- WHAT YOU HAVE TO DO
Pull out each line of the data that includes the word "工业互联网应用".
··· DATA FOR PROCESSING ···
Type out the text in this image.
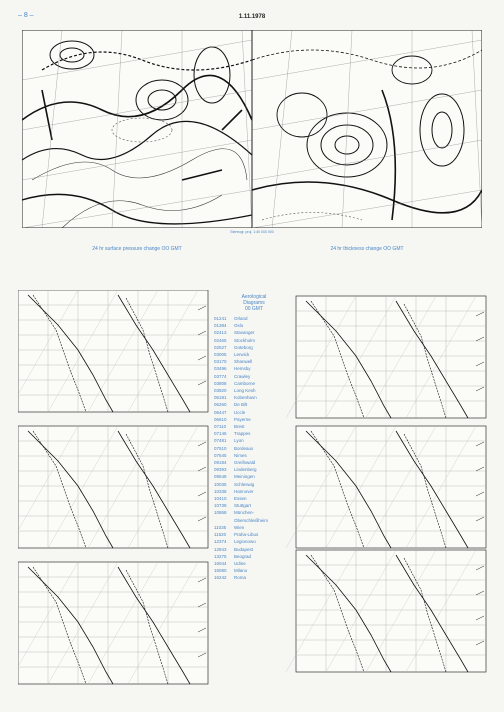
– 8 –	1.11.1978
Stereogr. proj. 1:40 000 000
24 hr surface pressure change OO GMT	24 hr thickness change OO GMT
Aerological
Diagrams
00 GMT
01241	Orland
01384	Oslo
02413	Stavanger
02465	Stockholm
02527	Goteborg
03005	Lerwick
03170	Shanwell
03496	Hemsby
03774	Crawley
03808	Camborne
03920	Long Kesh
06181	Kobenhavn
06260	De Bilt
06447	Uccle
06610	Payerne
07110	Brest
07145	Trappes
07481	Lyon
07510	Bordeaux
07645	Nimes
09184	Greifswald
09393	Lindenberg
09548	Meiningen
10035	Schleswig
10338	Hannover
10410	Essen
10739	Stuttgart
10868	München-
Oberschleißheim
11035	Wien
11520	Praha-Libus
12374	Legionowo
12843	Budapest
13275	Beograd
16044	Udine
16080	Milano
16242	Roma
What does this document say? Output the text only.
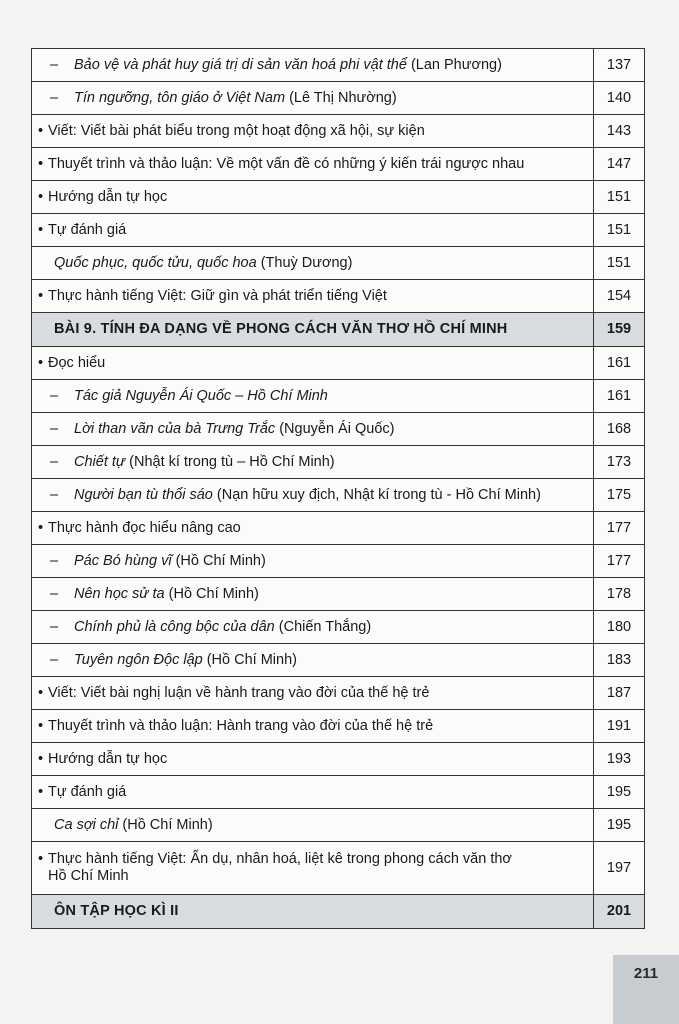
– Bảo vệ và phát huy giá trị di sản văn hoá phi vật thể (Lan Phương)	137
– Tín ngưỡng, tôn giáo ở Việt Nam (Lê Thị Nhường)	140
• Viết: Viết bài phát biểu trong một hoạt động xã hội, sự kiện	143
• Thuyết trình và thảo luận: Về một vấn đề có những ý kiến trái ngược nhau	147
• Hướng dẫn tự học	151
• Tự đánh giá	151
Quốc phục, quốc tửu, quốc hoa (Thuỳ Dương)	151
• Thực hành tiếng Việt: Giữ gìn và phát triển tiếng Việt	154
BÀI 9. TÍNH ĐA DẠNG VỀ PHONG CÁCH VĂN THƠ HỒ CHÍ MINH	159
• Đọc hiểu	161
– Tác giả Nguyễn Ái Quốc – Hồ Chí Minh	161
– Lời than vãn của bà Trưng Trắc (Nguyễn Ái Quốc)	168
– Chiết tự (Nhật kí trong tù – Hồ Chí Minh)	173
– Người bạn tù thổi sáo (Nạn hữu xuy địch, Nhật kí trong tù - Hồ Chí Minh)	175
• Thực hành đọc hiểu nâng cao	177
– Pác Bó hùng vĩ (Hồ Chí Minh)	177
– Nên học sử ta (Hồ Chí Minh)	178
– Chính phủ là công bộc của dân (Chiến Thắng)	180
– Tuyên ngôn Độc lập (Hồ Chí Minh)	183
• Viết: Viết bài nghị luận về hành trang vào đời của thế hệ trẻ	187
• Thuyết trình và thảo luận: Hành trang vào đời của thế hệ trẻ	191
• Hướng dẫn tự học	193
• Tự đánh giá	195
Ca sợi chỉ (Hồ Chí Minh)	195
• Thực hành tiếng Việt: Ẩn dụ, nhân hoá, liệt kê trong phong cách văn thơ
Hồ Chí Minh	197
ÔN TẬP HỌC KÌ II	201
211
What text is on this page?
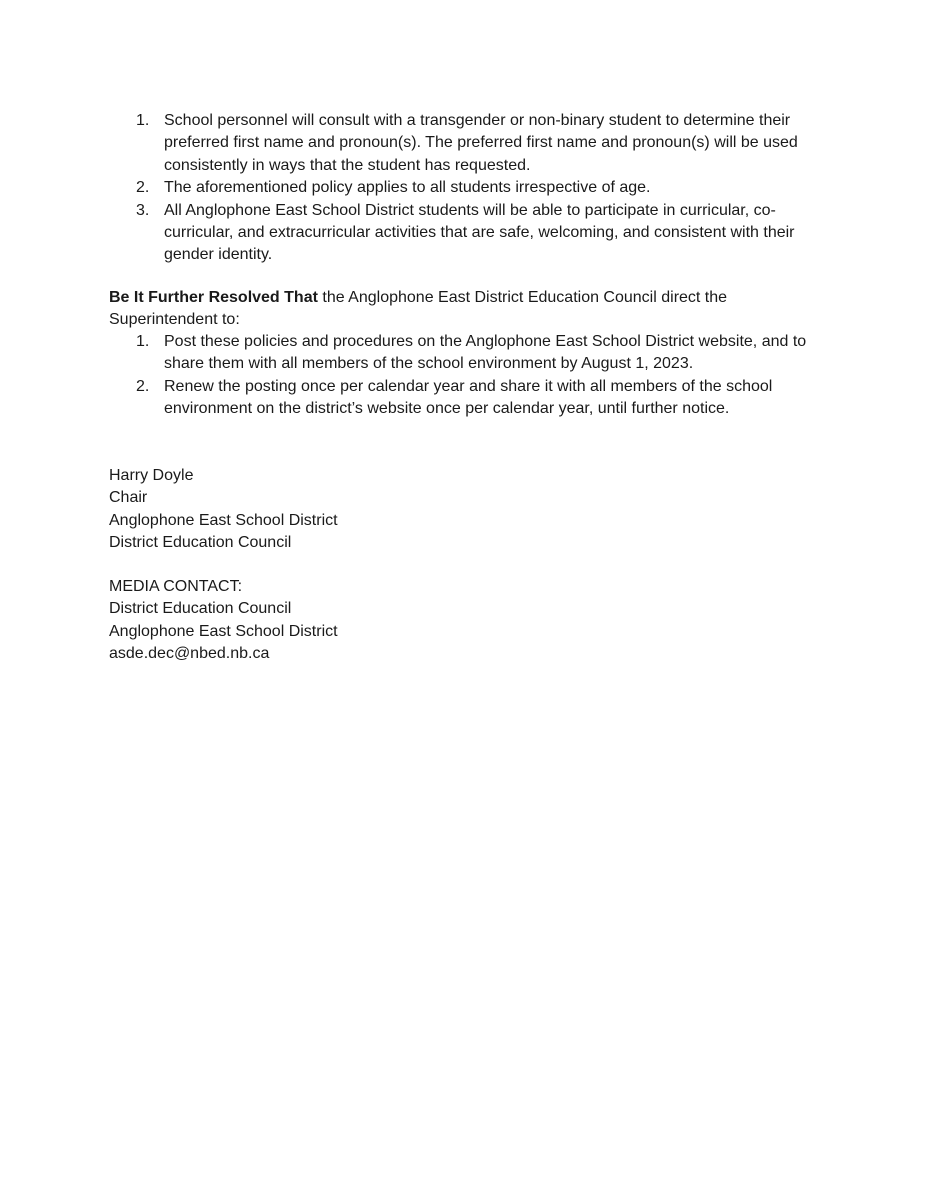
1. School personnel will consult with a transgender or non-binary student to determine their preferred first name and pronoun(s). The preferred first name and pronoun(s) will be used consistently in ways that the student has requested.
2. The aforementioned policy applies to all students irrespective of age.
3. All Anglophone East School District students will be able to participate in curricular, co-curricular, and extracurricular activities that are safe, welcoming, and consistent with their gender identity.

Be It Further Resolved That the Anglophone East District Education Council direct the Superintendent to:

1. Post these policies and procedures on the Anglophone East School District website, and to share them with all members of the school environment by August 1, 2023.
2. Renew the posting once per calendar year and share it with all members of the school environment on the district’s website once per calendar year, until further notice.
Harry Doyle
Chair
Anglophone East School District
District Education Council
MEDIA CONTACT:
District Education Council
Anglophone East School District
asde.dec@nbed.nb.ca
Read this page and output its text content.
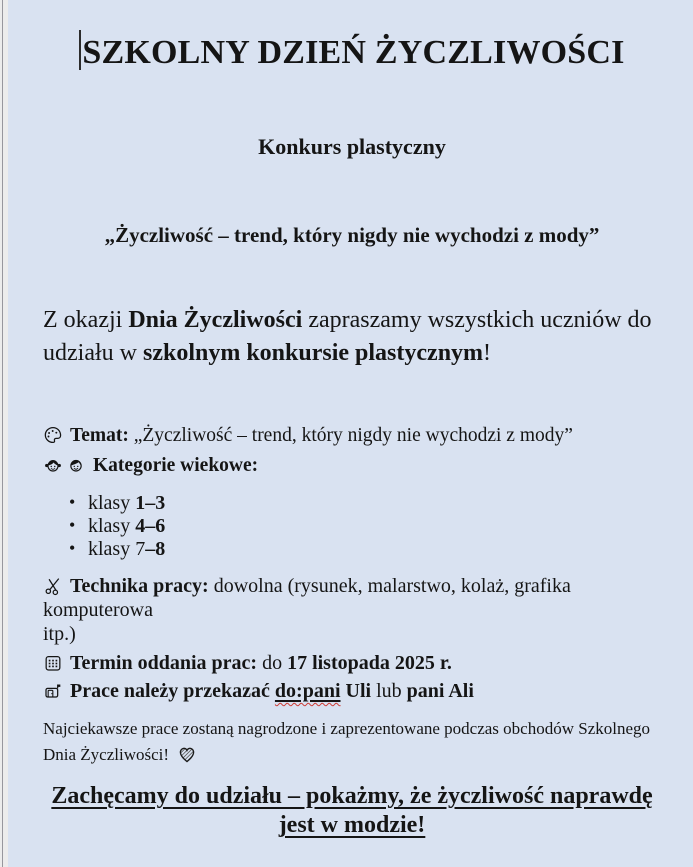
SZKOLNY DZIEŃ ŻYCZLIWOŚCI
Konkurs plastyczny
„Życzliwość – trend, który nigdy nie wychodzi z mody”

Z okazji Dnia Życzliwości zapraszamy wszystkich uczniów do
udziału w szkolnym konkursie plastycznym!

Temat: „Życzliwość – trend, który nigdy nie wychodzi z mody”

Kategorie wiekowe:

• klasy 1–3
• klasy 4–6
• klasy 7–8

Technika pracy: dowolna (rysunek, malarstwo, kolaż, grafika komputerowa
itp.)

Termin oddania prac: do 17 listopada 2025 r.

Prace należy przekazać do:pani Uli lub pani Ali

Najciekawsze prace zostaną nagrodzone i zaprezentowane podczas obchodów Szkolnego
Dnia Życzliwości!

Zachęcamy do udziału – pokażmy, że życzliwość naprawdę
jest w modzie!
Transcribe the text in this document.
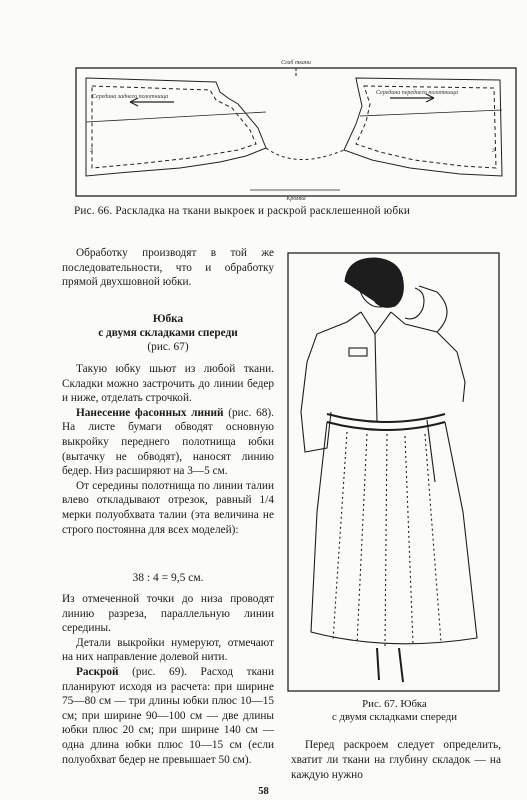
Сгиб ткани
Середина заднего полотнища
Середина переднего полотнища
Кромка
3	3
Рис. 66. Раскладка на ткани выкроек и раскрой расклешенной юбки

Обработку производят в той же последовательности, что и обработку прямой двухшовной юбки.

Юбка
с двумя складками спереди
(рис. 67)

Такую юбку шьют из любой ткани. Складки можно застрочить до линии бедер и ниже, отделать строчкой.

Нанесение фасонных линий (рис. 68). На листе бумаги обводят основную выкройку переднего полотнища юбки (вытачку не обводят), наносят линию бедер. Низ расширяют на 3—5 см.

От середины полотнища по линии талии влево откладывают отрезок, равный 1/4 мерки полуобхвата талии (эта величина не строго постоянна для всех моделей):

38 : 4 = 9,5 см.

Из отмеченной точки до низа проводят линию разреза, параллельную линии середины.

Детали выкройки нумеруют, отмечают на них направление долевой нити.

Раскрой (рис. 69). Расход ткани планируют исходя из расчета: при ширине 75—80 см — три длины юбки плюс 10—15 см; при ширине 90—100 см — две длины юбки плюс 20 см; при ширине 140 см — одна длина юбки плюс 10—15 см (если полуобхват бедер не превышает 50 см).

Рис. 67. Юбка
с двумя складками спереди

Перед раскроем следует определить, хватит ли ткани на глубину складок — на каждую нужно

58
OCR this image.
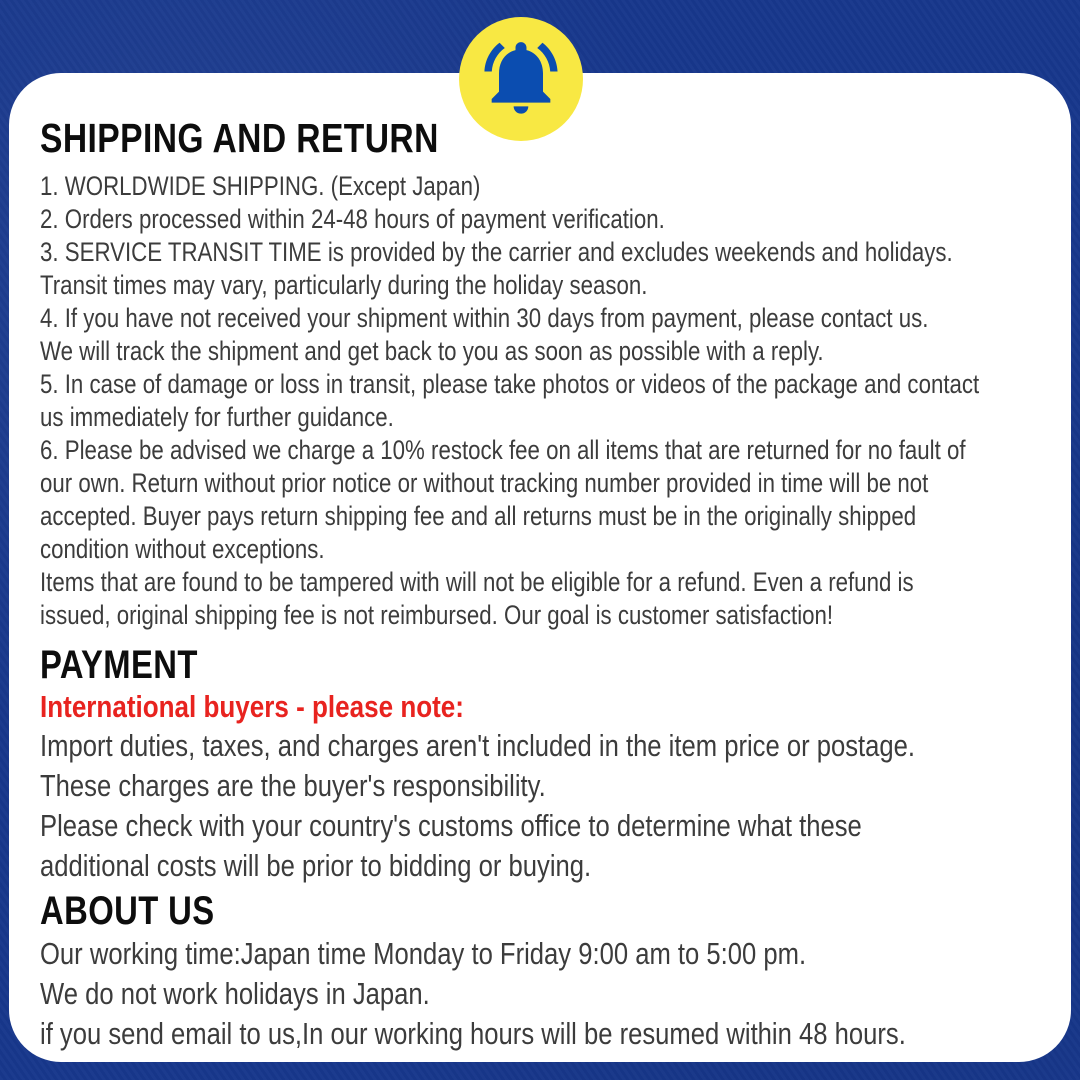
SHIPPING AND RETURN
1. WORLDWIDE SHIPPING. (Except Japan)
2. Orders processed within 24-48 hours of payment verification.
3. SERVICE TRANSIT TIME is provided by the carrier and excludes weekends and holidays.
Transit times may vary, particularly during the holiday season.
4. If you have not received your shipment within 30 days from payment, please contact us.
We will track the shipment and get back to you as soon as possible with a reply.
5. In case of damage or loss in transit, please take photos or videos of the package and contact
us immediately for further guidance.
6. Please be advised we charge a 10% restock fee on all items that are returned for no fault of
our own. Return without prior notice or without tracking number provided in time will be not
accepted. Buyer pays return shipping fee and all returns must be in the originally shipped
condition without exceptions.
Items that are found to be tampered with will not be eligible for a refund. Even a refund is
issued, original shipping fee is not reimbursed. Our goal is customer satisfaction!
PAYMENT
International buyers - please note:
Import duties, taxes, and charges aren't included in the item price or postage.
These charges are the buyer's responsibility.
Please check with your country's customs office to determine what these
additional costs will be prior to bidding or buying.
ABOUT US
Our working time:Japan time Monday to Friday 9:00 am to 5:00 pm.
We do not work holidays in Japan.
if you send email to us,In our working hours will be resumed within 48 hours.
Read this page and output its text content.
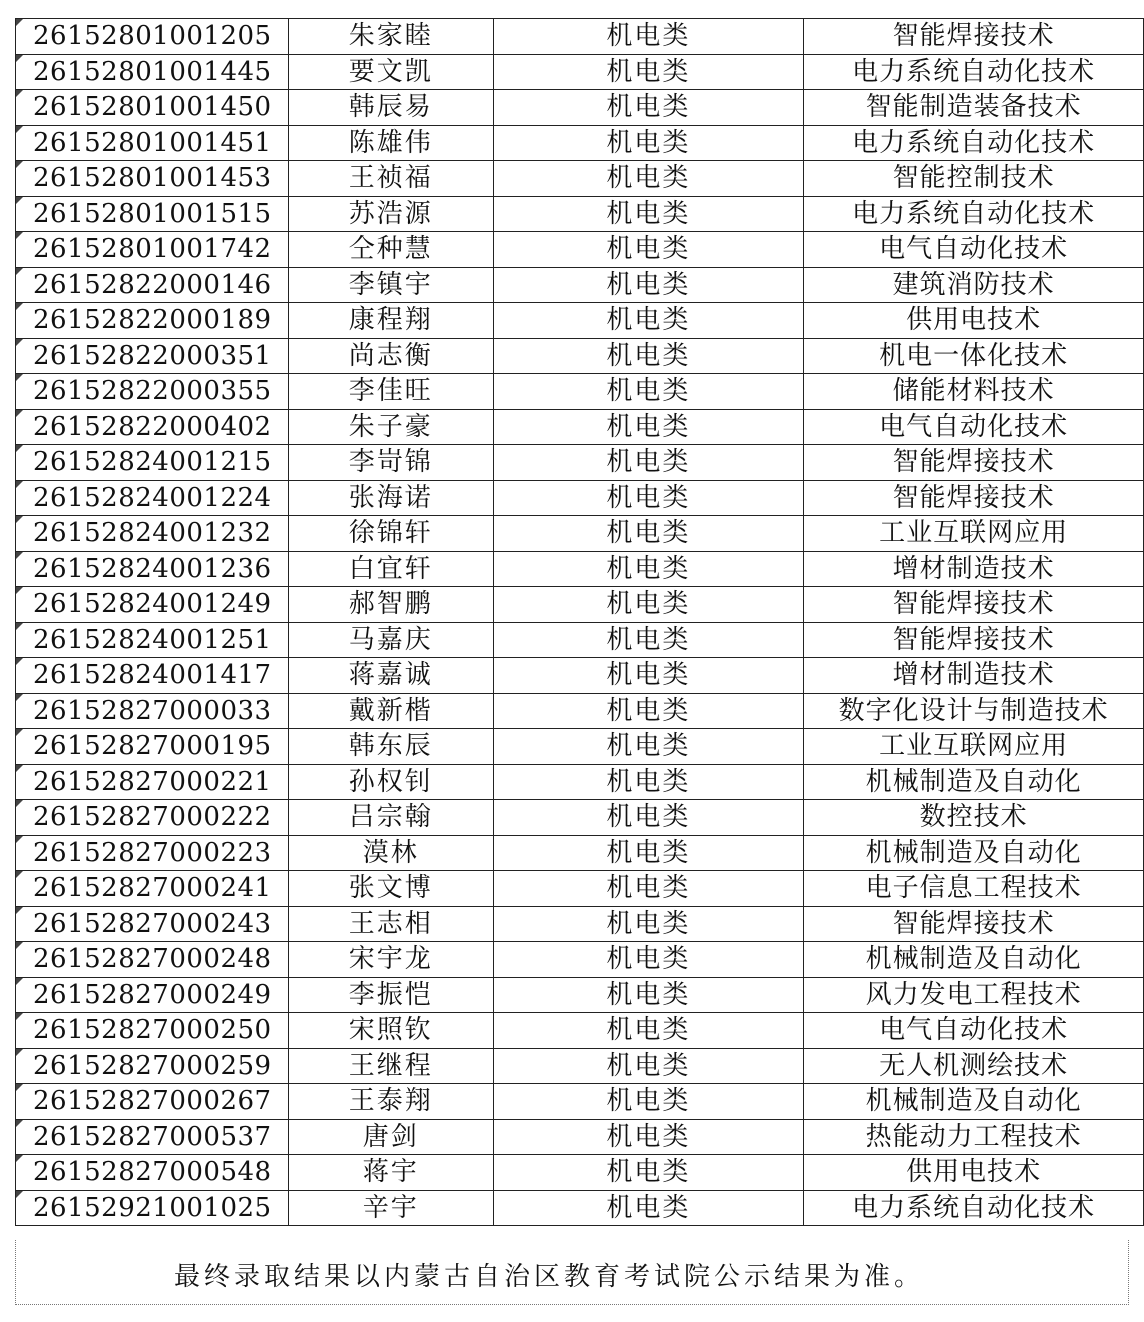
26152801001205	朱家睦	机电类	智能焊接技术
26152801001445	要文凯	机电类	电力系统自动化技术
26152801001450	韩辰易	机电类	智能制造装备技术
26152801001451	陈雄伟	机电类	电力系统自动化技术
26152801001453	王祯福	机电类	智能控制技术
26152801001515	苏浩源	机电类	电力系统自动化技术
26152801001742	仝种慧	机电类	电气自动化技术
26152822000146	李镇宇	机电类	建筑消防技术
26152822000189	康程翔	机电类	供用电技术
26152822000351	尚志衡	机电类	机电一体化技术
26152822000355	李佳旺	机电类	储能材料技术
26152822000402	朱子豪	机电类	电气自动化技术
26152824001215	李岢锦	机电类	智能焊接技术
26152824001224	张海诺	机电类	智能焊接技术
26152824001232	徐锦轩	机电类	工业互联网应用
26152824001236	白宜轩	机电类	增材制造技术
26152824001249	郝智鹏	机电类	智能焊接技术
26152824001251	马嘉庆	机电类	智能焊接技术
26152824001417	蒋嘉诚	机电类	增材制造技术
26152827000033	戴新楷	机电类	数字化设计与制造技术
26152827000195	韩东辰	机电类	工业互联网应用
26152827000221	孙权钊	机电类	机械制造及自动化
26152827000222	吕宗翰	机电类	数控技术
26152827000223	漠林	机电类	机械制造及自动化
26152827000241	张文博	机电类	电子信息工程技术
26152827000243	王志相	机电类	智能焊接技术
26152827000248	宋宇龙	机电类	机械制造及自动化
26152827000249	李振恺	机电类	风力发电工程技术
26152827000250	宋照钦	机电类	电气自动化技术
26152827000259	王继程	机电类	无人机测绘技术
26152827000267	王泰翔	机电类	机械制造及自动化
26152827000537	唐剑	机电类	热能动力工程技术
26152827000548	蒋宇	机电类	供用电技术
26152921001025	辛宇	机电类	电力系统自动化技术
最终录取结果以内蒙古自治区教育考试院公示结果为准。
···
- THE OUTPUT
26152824001232	徐锦轩	机电类	工业互联网应用
26152827000195	韩东辰	机电类	工业互联网应用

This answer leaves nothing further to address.